* Begin Material for the task *
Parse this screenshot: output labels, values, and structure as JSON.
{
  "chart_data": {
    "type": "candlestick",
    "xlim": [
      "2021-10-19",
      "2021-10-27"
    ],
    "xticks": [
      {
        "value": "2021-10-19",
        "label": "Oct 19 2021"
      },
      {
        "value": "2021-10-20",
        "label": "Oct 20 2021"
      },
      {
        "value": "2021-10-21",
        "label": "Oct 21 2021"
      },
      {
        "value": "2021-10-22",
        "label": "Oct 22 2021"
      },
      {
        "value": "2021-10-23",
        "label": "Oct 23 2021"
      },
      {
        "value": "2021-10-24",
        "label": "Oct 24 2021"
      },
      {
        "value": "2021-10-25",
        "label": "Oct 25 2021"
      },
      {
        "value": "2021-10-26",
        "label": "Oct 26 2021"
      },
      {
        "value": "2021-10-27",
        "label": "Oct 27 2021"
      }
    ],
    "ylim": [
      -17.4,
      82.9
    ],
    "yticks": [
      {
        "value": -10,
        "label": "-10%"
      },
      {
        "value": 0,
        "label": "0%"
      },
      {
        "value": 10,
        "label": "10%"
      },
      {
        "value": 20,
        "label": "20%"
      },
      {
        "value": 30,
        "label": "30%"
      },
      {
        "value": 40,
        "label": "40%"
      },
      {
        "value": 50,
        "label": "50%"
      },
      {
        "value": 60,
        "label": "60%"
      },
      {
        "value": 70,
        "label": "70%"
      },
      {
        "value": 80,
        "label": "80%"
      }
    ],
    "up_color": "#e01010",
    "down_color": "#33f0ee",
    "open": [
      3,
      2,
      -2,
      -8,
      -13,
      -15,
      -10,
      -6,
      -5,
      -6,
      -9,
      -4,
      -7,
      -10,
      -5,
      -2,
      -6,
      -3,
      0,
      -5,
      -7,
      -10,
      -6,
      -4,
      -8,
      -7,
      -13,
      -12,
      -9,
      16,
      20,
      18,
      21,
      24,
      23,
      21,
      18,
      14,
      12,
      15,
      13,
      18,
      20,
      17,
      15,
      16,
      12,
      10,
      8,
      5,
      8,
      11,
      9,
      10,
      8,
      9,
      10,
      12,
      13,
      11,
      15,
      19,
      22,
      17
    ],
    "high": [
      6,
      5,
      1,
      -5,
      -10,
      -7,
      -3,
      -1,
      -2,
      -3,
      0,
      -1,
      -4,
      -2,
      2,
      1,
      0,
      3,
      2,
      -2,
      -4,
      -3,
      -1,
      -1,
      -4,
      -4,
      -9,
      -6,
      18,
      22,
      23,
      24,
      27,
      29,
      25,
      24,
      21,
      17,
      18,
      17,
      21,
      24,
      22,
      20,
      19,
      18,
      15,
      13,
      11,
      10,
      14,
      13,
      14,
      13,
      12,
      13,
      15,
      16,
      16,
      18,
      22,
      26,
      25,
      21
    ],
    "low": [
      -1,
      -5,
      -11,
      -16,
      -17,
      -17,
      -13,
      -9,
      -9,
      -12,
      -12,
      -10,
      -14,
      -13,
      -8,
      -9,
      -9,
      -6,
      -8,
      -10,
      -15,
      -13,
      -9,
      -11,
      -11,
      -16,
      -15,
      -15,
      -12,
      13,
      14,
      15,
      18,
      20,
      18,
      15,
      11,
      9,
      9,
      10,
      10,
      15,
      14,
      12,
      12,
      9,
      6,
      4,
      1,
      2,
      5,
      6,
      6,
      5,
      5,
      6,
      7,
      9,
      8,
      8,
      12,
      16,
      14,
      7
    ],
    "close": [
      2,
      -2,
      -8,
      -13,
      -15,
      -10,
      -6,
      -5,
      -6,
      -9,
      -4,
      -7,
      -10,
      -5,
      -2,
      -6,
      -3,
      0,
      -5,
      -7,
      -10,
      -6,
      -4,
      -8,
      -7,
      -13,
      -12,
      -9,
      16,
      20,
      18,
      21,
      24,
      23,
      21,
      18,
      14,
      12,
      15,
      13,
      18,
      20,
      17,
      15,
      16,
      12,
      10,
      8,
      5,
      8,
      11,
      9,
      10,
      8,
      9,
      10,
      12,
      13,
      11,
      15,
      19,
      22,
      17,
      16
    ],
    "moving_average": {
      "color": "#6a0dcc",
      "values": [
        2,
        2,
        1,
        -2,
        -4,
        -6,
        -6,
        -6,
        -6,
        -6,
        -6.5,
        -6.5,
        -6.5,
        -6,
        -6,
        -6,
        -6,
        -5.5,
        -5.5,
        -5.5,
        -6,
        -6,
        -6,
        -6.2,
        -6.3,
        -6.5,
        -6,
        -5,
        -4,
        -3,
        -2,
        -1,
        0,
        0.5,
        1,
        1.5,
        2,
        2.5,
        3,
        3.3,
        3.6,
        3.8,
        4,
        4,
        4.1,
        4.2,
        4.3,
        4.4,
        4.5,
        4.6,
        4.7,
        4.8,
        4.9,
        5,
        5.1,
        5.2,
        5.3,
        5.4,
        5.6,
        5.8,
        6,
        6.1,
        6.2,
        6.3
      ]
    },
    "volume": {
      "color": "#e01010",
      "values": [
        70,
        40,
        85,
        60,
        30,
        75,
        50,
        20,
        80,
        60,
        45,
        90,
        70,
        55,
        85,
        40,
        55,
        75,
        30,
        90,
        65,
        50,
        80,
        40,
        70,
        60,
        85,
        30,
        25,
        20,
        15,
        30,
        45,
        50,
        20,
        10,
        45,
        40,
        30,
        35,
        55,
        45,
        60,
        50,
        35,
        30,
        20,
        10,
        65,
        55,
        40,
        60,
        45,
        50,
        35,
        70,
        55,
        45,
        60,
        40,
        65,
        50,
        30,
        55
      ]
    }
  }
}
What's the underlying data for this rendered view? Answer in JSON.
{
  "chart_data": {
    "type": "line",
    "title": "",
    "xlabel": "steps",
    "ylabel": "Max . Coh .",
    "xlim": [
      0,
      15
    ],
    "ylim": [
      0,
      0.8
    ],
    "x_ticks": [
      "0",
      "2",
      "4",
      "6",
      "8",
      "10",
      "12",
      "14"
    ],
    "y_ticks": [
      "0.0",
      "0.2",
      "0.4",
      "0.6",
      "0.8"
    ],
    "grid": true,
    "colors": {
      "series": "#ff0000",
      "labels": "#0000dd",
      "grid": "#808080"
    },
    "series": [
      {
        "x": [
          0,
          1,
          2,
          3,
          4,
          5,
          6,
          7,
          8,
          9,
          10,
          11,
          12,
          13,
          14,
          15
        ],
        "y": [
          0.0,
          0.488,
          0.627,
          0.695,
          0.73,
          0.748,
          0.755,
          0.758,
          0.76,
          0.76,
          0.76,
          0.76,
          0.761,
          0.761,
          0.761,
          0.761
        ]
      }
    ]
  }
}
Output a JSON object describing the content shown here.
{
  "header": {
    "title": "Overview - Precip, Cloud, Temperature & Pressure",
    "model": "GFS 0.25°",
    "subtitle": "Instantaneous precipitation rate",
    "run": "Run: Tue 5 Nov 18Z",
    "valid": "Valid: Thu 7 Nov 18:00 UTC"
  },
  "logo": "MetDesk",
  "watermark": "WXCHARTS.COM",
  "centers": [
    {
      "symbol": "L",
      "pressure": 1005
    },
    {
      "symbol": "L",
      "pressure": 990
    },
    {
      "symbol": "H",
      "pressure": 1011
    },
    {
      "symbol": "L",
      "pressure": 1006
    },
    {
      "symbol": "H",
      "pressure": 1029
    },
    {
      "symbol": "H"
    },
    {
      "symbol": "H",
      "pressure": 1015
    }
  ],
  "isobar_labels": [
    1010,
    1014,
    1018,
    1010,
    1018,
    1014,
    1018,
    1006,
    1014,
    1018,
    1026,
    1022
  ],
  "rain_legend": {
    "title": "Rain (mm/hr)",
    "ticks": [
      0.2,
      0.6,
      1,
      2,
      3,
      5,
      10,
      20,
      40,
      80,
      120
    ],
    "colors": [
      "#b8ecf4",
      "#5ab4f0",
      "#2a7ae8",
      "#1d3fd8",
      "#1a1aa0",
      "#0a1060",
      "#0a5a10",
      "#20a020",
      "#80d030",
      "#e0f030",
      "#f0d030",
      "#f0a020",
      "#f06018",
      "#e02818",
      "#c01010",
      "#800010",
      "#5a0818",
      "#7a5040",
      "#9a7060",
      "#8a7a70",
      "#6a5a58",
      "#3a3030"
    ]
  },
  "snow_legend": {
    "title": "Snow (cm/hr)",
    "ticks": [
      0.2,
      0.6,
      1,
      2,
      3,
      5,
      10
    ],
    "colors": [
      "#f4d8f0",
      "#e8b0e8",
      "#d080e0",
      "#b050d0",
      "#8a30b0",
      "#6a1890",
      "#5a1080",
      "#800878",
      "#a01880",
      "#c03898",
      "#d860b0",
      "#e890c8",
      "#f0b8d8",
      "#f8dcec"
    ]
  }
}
* End Material for the task *
Exercise directions » Read through the entries and copy each line in which "JSON" appears.

Exercise result »
Parse this screenshot: output labels, values, and structure as JSON.
What's the underlying data for this rendered view? Answer in JSON.
Output a JSON object describing the content shown here.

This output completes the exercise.